- _Consignes_
#1 Dressez la liste de toutes les personnes nommées dans l'entretien avec Stéphane Marsan.
#2 Rédigez la suite de l'entretien avec Stéphane Marsan après sa dernière phrase.

- _Texte à lire_
= = = = = = =
Entretien avec Stéphane Marsan de Bragelonne – seconde partie

(c) JC Caslot

(c) JC Caslot

De nouveaux labels sont apparus : Milady en 2008 puis Castelmore deux ans plus tard. Pourquoi ces nouveaux labels ? S’adresse-t-il à un nouveau lectorat ou s’agit-il davantage d’une segmentation commerciale ?

Nous sommes ambitieux et nous avons toujours eu le désir de pouvoir faire un jour ce que nous n’avions pas encore les moyens de faire au moment où nous l’avons pensé. C’est notamment le cas du format poche.

Une petite maison indépendante qui publie en grand format peut soit garder les droits pour elle, soit céder les droits poche à un autre éditeur. Pendant la première moitié de notre histoire, nous avons opté pour la seconde alternative.
Nous avons commencé à le faire avant même de publier des livres, grâce à Marion Mazauric, directrice de J’ai Lu à cette époque. Nous lui en sommes sincèrement reconnaissants.
Par cet échange de bons procédés, Marion nous a acheté les droits poche de livres que nous n’avions pas encore publiés – certains n’étaient même pas encore écrits (La Moïra de Loevenbruck, Les Féals de Gaborit…) – afin d’acquérir des titres et auteurs prometteurs et en contrepartie cela nous a beaucoup aidés financièrement. Ces ventes nous ont permis de payer nos premières factures dont celles de l’imprimeur.
Et pour cela, nous devons énormément à Marion.

« La seule richesse d’un éditeur c’est son catalogue. »
= = = = = = =
- _Bloc de données_
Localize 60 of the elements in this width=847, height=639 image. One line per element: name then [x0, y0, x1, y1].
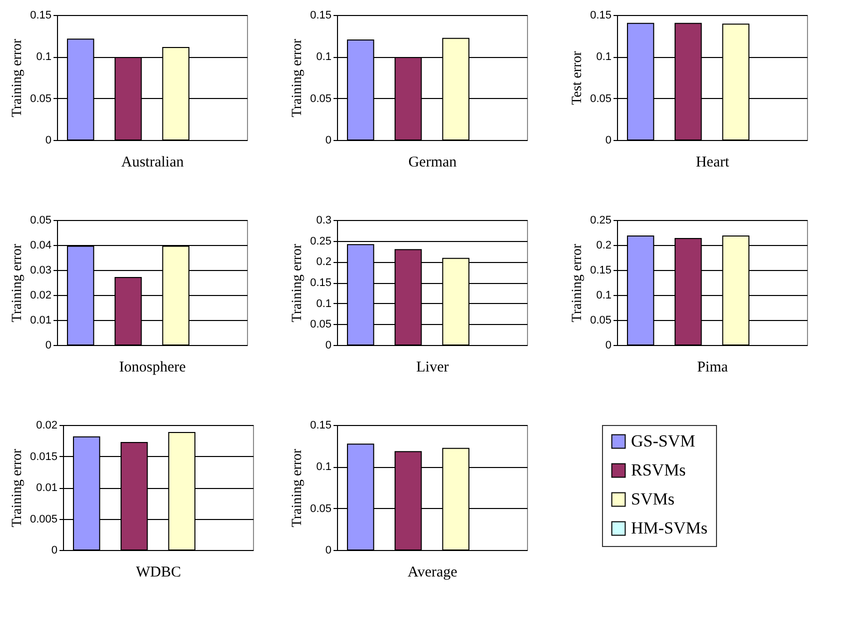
= = = = = = =
- _Réponses_
#1 Stéphane Marsan, JC Caslot, Marion Mazauric, Loevenbruck, Gaborit

#2
 D’un autre côté, comme l’a si bien souligné l’un de nos mentors dans ce métier, Pierre Michaut, fondateur de l’Atalante : « La seule richesse d’un éditeur c’est son catalogue. » Ce qui veut dire : quand vous cédez des droits Poche, vous pensez que vous faites une bonne affaire, mais finalement vous perdez votre livre. En principe, le poche vend plus, dans plus d’endroits, pour plus longtemps que vous. Ayez ça en tête.
Ayant constaté que le grand format marchait bien et que Bragelonne avait pris son envol, nous avons donc décidé de conserver la majorité de nos droits poche.

Cependant, avec de telles ventes sur nos meilleurs titres, il était dommage de se priver de ce marché et de ne pouvoir faire découvrir nos œuvres à un lectorat qui souhaite pouvoir acheter des livres meilleur marché. De plus, dans certains cas, la pression des ayants-droits anglo-saxons qui souhaitent une arrivée en poche peut se faire ressentir.
C’est pourquoi, en 2008, possédant enfin les moyens nécessaires, nous avons lancé notre propre collection Poche, Milady.

« Créer la collection Milady était une façon de montrer notre mécontentement »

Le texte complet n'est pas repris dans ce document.